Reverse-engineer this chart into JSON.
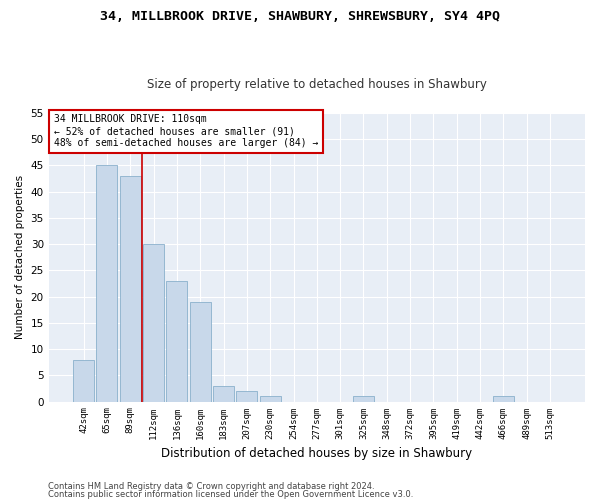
{
  "title": "34, MILLBROOK DRIVE, SHAWBURY, SHREWSBURY, SY4 4PQ",
  "subtitle": "Size of property relative to detached houses in Shawbury",
  "xlabel": "Distribution of detached houses by size in Shawbury",
  "ylabel": "Number of detached properties",
  "categories": [
    "42sqm",
    "65sqm",
    "89sqm",
    "112sqm",
    "136sqm",
    "160sqm",
    "183sqm",
    "207sqm",
    "230sqm",
    "254sqm",
    "277sqm",
    "301sqm",
    "325sqm",
    "348sqm",
    "372sqm",
    "395sqm",
    "419sqm",
    "442sqm",
    "466sqm",
    "489sqm",
    "513sqm"
  ],
  "values": [
    8,
    45,
    43,
    30,
    23,
    19,
    3,
    2,
    1,
    0,
    0,
    0,
    1,
    0,
    0,
    0,
    0,
    0,
    1,
    0,
    0
  ],
  "bar_color": "#c8d8ea",
  "bar_edge_color": "#8ab0cc",
  "background_color": "#e8eef6",
  "grid_color": "#ffffff",
  "red_line_x": 2.5,
  "annotation_text": "34 MILLBROOK DRIVE: 110sqm\n← 52% of detached houses are smaller (91)\n48% of semi-detached houses are larger (84) →",
  "annotation_box_color": "#ffffff",
  "annotation_box_edge": "#cc0000",
  "footer_line1": "Contains HM Land Registry data © Crown copyright and database right 2024.",
  "footer_line2": "Contains public sector information licensed under the Open Government Licence v3.0.",
  "ylim": [
    0,
    55
  ],
  "yticks": [
    0,
    5,
    10,
    15,
    20,
    25,
    30,
    35,
    40,
    45,
    50,
    55
  ],
  "fig_bg": "#ffffff"
}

◇ ◇ ◇ ◇

▸ **Exercise objective**
Copy out each line of the records where the string "MILLBROOK" appears.

▸ **Task result**
  "title": "34, MILLBROOK DRIVE, SHAWBURY, SHREWSBURY, SY4 4PQ",
  "annotation_text": "34 MILLBROOK DRIVE: 110sqm\n← 52% of detached houses are smaller (91)\n48% of semi-detached houses are larger (84) →",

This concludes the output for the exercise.